**Exercise goal**
Count the lines in the data below where the string "ffffff" occurs, please, and give the number alone.

Items from a dataset:
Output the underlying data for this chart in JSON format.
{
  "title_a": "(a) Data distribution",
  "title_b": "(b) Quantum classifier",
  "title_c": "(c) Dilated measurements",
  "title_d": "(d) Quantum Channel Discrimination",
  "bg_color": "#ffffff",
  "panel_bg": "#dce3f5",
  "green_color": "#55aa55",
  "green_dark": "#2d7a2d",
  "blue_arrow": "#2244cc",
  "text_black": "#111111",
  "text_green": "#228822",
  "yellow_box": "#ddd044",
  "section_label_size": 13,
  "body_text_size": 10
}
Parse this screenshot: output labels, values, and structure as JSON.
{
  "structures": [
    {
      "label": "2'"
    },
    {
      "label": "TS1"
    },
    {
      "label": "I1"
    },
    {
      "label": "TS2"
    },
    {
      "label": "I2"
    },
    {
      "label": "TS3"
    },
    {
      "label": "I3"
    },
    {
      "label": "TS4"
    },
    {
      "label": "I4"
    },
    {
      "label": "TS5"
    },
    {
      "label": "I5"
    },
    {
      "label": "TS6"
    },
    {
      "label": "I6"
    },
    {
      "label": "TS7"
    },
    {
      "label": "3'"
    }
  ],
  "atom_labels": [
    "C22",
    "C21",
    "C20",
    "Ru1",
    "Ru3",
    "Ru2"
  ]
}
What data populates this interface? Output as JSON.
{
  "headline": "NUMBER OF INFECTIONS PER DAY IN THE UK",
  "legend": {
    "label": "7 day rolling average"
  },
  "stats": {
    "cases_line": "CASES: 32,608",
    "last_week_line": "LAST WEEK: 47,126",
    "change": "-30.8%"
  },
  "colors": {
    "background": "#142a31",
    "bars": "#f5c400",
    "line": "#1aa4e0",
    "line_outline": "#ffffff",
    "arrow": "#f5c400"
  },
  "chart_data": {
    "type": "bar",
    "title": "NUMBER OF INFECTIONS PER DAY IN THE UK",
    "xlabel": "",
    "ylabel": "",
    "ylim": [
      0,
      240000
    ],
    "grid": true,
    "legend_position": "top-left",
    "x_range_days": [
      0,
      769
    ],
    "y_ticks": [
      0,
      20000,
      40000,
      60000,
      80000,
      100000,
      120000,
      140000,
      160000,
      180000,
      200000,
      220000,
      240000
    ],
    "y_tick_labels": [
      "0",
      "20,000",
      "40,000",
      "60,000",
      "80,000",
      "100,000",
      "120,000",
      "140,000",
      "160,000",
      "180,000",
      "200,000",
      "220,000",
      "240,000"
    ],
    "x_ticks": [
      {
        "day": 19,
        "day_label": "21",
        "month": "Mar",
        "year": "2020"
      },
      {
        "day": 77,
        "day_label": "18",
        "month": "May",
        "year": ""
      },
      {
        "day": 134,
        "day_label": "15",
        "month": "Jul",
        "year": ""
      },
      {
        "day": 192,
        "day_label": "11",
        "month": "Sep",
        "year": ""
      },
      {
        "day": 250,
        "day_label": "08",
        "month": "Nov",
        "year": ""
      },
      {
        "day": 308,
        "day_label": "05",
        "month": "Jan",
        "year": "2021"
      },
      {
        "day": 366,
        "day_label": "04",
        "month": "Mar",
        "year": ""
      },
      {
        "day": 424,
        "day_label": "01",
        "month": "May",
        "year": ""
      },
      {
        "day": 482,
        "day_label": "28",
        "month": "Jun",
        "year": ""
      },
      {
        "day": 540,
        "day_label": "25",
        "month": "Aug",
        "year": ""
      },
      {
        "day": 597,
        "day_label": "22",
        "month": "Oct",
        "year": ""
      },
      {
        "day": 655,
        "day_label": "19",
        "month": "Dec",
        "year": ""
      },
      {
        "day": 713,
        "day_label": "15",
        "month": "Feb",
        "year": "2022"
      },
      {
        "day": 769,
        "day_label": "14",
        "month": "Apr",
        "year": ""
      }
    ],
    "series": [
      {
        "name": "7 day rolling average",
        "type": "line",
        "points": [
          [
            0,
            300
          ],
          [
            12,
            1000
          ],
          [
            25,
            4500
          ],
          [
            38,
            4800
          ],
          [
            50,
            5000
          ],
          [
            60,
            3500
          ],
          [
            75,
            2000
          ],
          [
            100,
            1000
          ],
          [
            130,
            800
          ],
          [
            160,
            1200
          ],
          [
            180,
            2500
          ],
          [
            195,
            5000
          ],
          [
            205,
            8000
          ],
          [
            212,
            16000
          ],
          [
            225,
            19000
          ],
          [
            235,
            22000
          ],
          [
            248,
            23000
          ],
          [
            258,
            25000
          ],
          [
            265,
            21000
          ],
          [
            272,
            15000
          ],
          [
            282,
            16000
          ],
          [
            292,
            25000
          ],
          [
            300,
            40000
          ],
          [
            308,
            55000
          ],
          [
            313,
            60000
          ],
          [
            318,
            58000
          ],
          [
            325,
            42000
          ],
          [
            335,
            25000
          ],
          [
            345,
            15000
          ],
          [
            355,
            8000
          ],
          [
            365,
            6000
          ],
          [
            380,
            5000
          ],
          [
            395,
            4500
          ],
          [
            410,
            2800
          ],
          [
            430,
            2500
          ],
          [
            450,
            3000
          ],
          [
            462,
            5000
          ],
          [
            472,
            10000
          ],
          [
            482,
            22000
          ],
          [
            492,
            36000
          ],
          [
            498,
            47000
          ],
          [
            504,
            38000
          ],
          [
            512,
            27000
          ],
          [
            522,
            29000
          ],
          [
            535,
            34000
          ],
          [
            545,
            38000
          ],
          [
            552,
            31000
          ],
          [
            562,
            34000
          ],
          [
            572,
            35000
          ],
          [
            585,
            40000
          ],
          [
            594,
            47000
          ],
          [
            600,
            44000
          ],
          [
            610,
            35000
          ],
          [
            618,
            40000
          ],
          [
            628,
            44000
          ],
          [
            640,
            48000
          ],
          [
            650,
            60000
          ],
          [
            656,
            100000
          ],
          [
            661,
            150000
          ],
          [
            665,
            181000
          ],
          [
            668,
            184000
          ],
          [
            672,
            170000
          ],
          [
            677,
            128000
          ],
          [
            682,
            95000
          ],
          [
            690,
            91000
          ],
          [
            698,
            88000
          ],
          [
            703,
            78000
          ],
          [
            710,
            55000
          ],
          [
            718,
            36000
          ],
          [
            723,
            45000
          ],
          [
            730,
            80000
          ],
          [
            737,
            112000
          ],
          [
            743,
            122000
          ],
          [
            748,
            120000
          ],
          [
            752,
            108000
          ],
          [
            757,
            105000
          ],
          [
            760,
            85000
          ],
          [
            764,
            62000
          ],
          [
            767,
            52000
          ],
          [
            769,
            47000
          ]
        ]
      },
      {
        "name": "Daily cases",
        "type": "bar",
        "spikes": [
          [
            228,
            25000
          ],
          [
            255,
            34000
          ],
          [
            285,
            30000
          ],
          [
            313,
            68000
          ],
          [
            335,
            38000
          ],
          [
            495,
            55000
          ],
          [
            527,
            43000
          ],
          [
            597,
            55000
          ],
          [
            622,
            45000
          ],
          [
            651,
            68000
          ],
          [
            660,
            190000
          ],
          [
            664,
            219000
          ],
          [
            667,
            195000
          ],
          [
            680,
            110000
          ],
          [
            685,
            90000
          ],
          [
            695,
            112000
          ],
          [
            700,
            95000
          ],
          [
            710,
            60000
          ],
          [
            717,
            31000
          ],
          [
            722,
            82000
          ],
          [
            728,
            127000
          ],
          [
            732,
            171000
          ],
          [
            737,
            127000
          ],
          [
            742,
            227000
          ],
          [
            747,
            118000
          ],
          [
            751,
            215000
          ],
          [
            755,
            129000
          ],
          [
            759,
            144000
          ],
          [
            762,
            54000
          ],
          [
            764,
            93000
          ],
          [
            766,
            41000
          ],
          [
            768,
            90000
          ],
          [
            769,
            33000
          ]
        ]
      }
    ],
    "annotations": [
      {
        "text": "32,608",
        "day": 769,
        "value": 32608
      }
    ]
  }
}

**The completed task**
2